#### Figure collection entries:
* * *
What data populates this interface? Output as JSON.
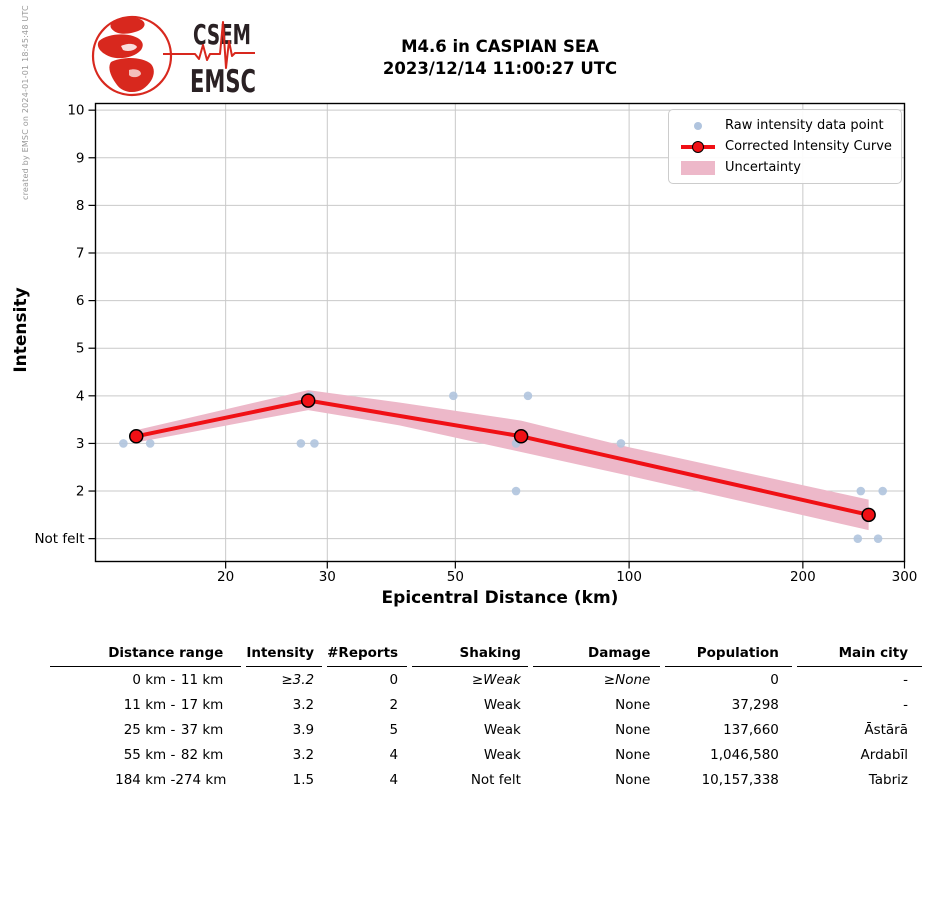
{
  "header": {
    "logo_line1": "CSEM",
    "logo_line2": "EMSC",
    "title_line1": "M4.6 in CASPIAN SEA",
    "title_line2": "2023/12/14 11:00:27 UTC",
    "credit": "created by EMSC on 2024-01-01 18:45:48 UTC"
  },
  "chart_data": {
    "type": "line",
    "title": "M4.6 in CASPIAN SEA 2023/12/14 11:00:27 UTC",
    "xlabel": "Epicentral Distance (km)",
    "ylabel": "Intensity",
    "x_scale": "log",
    "xlim": [
      11.9,
      300
    ],
    "ylim": [
      0.52,
      10.14
    ],
    "grid": true,
    "legend_position": "upper right",
    "x_ticks": [
      20,
      30,
      50,
      100,
      200,
      300
    ],
    "y_tick_values": [
      1,
      2,
      3,
      4,
      5,
      6,
      7,
      8,
      9,
      10
    ],
    "y_tick_labels": [
      "Not felt",
      "2",
      "3",
      "4",
      "5",
      "6",
      "7",
      "8",
      "9",
      "10"
    ],
    "series": [
      {
        "name": "Raw intensity data point",
        "type": "scatter",
        "color": "#b0c4de",
        "points": [
          [
            13.3,
            3
          ],
          [
            14.8,
            3
          ],
          [
            27,
            3
          ],
          [
            28.5,
            3
          ],
          [
            28,
            4
          ],
          [
            49.6,
            4
          ],
          [
            66.8,
            4
          ],
          [
            63.7,
            3
          ],
          [
            96.8,
            3
          ],
          [
            63.7,
            2
          ],
          [
            252,
            2
          ],
          [
            275,
            2
          ],
          [
            249,
            1
          ],
          [
            270,
            1
          ]
        ]
      },
      {
        "name": "Corrected Intensity Curve",
        "type": "line",
        "color": "#f01015",
        "marker_edge": "#000000",
        "points": [
          [
            14,
            3.15
          ],
          [
            27.8,
            3.9
          ],
          [
            65,
            3.15
          ],
          [
            260,
            1.5
          ]
        ]
      },
      {
        "name": "Uncertainty",
        "type": "band",
        "color": "#edb8c9",
        "x": [
          14,
          27.8,
          40,
          65,
          100,
          260
        ],
        "upper": [
          3.28,
          4.12,
          3.86,
          3.48,
          2.92,
          1.82
        ],
        "lower": [
          3.02,
          3.7,
          3.38,
          2.82,
          2.32,
          1.18
        ]
      }
    ]
  },
  "table": {
    "headers": [
      "Distance range",
      "Intensity",
      "#Reports",
      "Shaking",
      "Damage",
      "Population",
      "Main city"
    ],
    "rows": [
      {
        "range_min": "0 km -",
        "range_max": "11 km",
        "intensity": "≥3.2",
        "reports": "0",
        "shaking": "≥Weak",
        "damage": "≥None",
        "population": "0",
        "city": "-",
        "estimated": true
      },
      {
        "range_min": "11 km -",
        "range_max": "17 km",
        "intensity": "3.2",
        "reports": "2",
        "shaking": "Weak",
        "damage": "None",
        "population": "37,298",
        "city": "-"
      },
      {
        "range_min": "25 km -",
        "range_max": "37 km",
        "intensity": "3.9",
        "reports": "5",
        "shaking": "Weak",
        "damage": "None",
        "population": "137,660",
        "city": "Āstārā"
      },
      {
        "range_min": "55 km -",
        "range_max": "82 km",
        "intensity": "3.2",
        "reports": "4",
        "shaking": "Weak",
        "damage": "None",
        "population": "1,046,580",
        "city": "Ardabīl"
      },
      {
        "range_min": "184 km -",
        "range_max": "274 km",
        "intensity": "1.5",
        "reports": "4",
        "shaking": "Not felt",
        "damage": "None",
        "population": "10,157,338",
        "city": "Tabriz"
      }
    ]
  },
  "colors": {
    "curve": "#f01015",
    "band": "#edb8c9",
    "raw_point": "#b0c4de",
    "grid": "#c9c9c9",
    "logo_red": "#d8281e",
    "logo_dark": "#2a2124",
    "credit_gray": "#999999"
  }
}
* * *
#### Problem details:
Copy all the data exactly as written, but skip any picture.

#### The result:
What data populates this interface? Output as JSON.
{
  "header": {
    "logo_line1": "CSEM",
    "logo_line2": "EMSC",
    "title_line1": "M4.6 in CASPIAN SEA",
    "title_line2": "2023/12/14 11:00:27 UTC",
    "credit": "created by EMSC on 2024-01-01 18:45:48 UTC"
  },
  "chart_data": {
    "type": "line",
    "title": "M4.6 in CASPIAN SEA 2023/12/14 11:00:27 UTC",
    "xlabel": "Epicentral Distance (km)",
    "ylabel": "Intensity",
    "x_scale": "log",
    "xlim": [
      11.9,
      300
    ],
    "ylim": [
      0.52,
      10.14
    ],
    "grid": true,
    "legend_position": "upper right",
    "x_ticks": [
      20,
      30,
      50,
      100,
      200,
      300
    ],
    "y_tick_values": [
      1,
      2,
      3,
      4,
      5,
      6,
      7,
      8,
      9,
      10
    ],
    "y_tick_labels": [
      "Not felt",
      "2",
      "3",
      "4",
      "5",
      "6",
      "7",
      "8",
      "9",
      "10"
    ],
    "series": [
      {
        "name": "Raw intensity data point",
        "type": "scatter",
        "color": "#b0c4de",
        "points": [
          [
            13.3,
            3
          ],
          [
            14.8,
            3
          ],
          [
            27,
            3
          ],
          [
            28.5,
            3
          ],
          [
            28,
            4
          ],
          [
            49.6,
            4
          ],
          [
            66.8,
            4
          ],
          [
            63.7,
            3
          ],
          [
            96.8,
            3
          ],
          [
            63.7,
            2
          ],
          [
            252,
            2
          ],
          [
            275,
            2
          ],
          [
            249,
            1
          ],
          [
            270,
            1
          ]
        ]
      },
      {
        "name": "Corrected Intensity Curve",
        "type": "line",
        "color": "#f01015",
        "marker_edge": "#000000",
        "points": [
          [
            14,
            3.15
          ],
          [
            27.8,
            3.9
          ],
          [
            65,
            3.15
          ],
          [
            260,
            1.5
          ]
        ]
      },
      {
        "name": "Uncertainty",
        "type": "band",
        "color": "#edb8c9",
        "x": [
          14,
          27.8,
          40,
          65,
          100,
          260
        ],
        "upper": [
          3.28,
          4.12,
          3.86,
          3.48,
          2.92,
          1.82
        ],
        "lower": [
          3.02,
          3.7,
          3.38,
          2.82,
          2.32,
          1.18
        ]
      }
    ]
  },
  "table": {
    "headers": [
      "Distance range",
      "Intensity",
      "#Reports",
      "Shaking",
      "Damage",
      "Population",
      "Main city"
    ],
    "rows": [
      {
        "range_min": "0 km -",
        "range_max": "11 km",
        "intensity": "≥3.2",
        "reports": "0",
        "shaking": "≥Weak",
        "damage": "≥None",
        "population": "0",
        "city": "-",
        "estimated": true
      },
      {
        "range_min": "11 km -",
        "range_max": "17 km",
        "intensity": "3.2",
        "reports": "2",
        "shaking": "Weak",
        "damage": "None",
        "population": "37,298",
        "city": "-"
      },
      {
        "range_min": "25 km -",
        "range_max": "37 km",
        "intensity": "3.9",
        "reports": "5",
        "shaking": "Weak",
        "damage": "None",
        "population": "137,660",
        "city": "Āstārā"
      },
      {
        "range_min": "55 km -",
        "range_max": "82 km",
        "intensity": "3.2",
        "reports": "4",
        "shaking": "Weak",
        "damage": "None",
        "population": "1,046,580",
        "city": "Ardabīl"
      },
      {
        "range_min": "184 km -",
        "range_max": "274 km",
        "intensity": "1.5",
        "reports": "4",
        "shaking": "Not felt",
        "damage": "None",
        "population": "10,157,338",
        "city": "Tabriz"
      }
    ]
  },
  "colors": {
    "curve": "#f01015",
    "band": "#edb8c9",
    "raw_point": "#b0c4de",
    "grid": "#c9c9c9",
    "logo_red": "#d8281e",
    "logo_dark": "#2a2124",
    "credit_gray": "#999999"
  }
}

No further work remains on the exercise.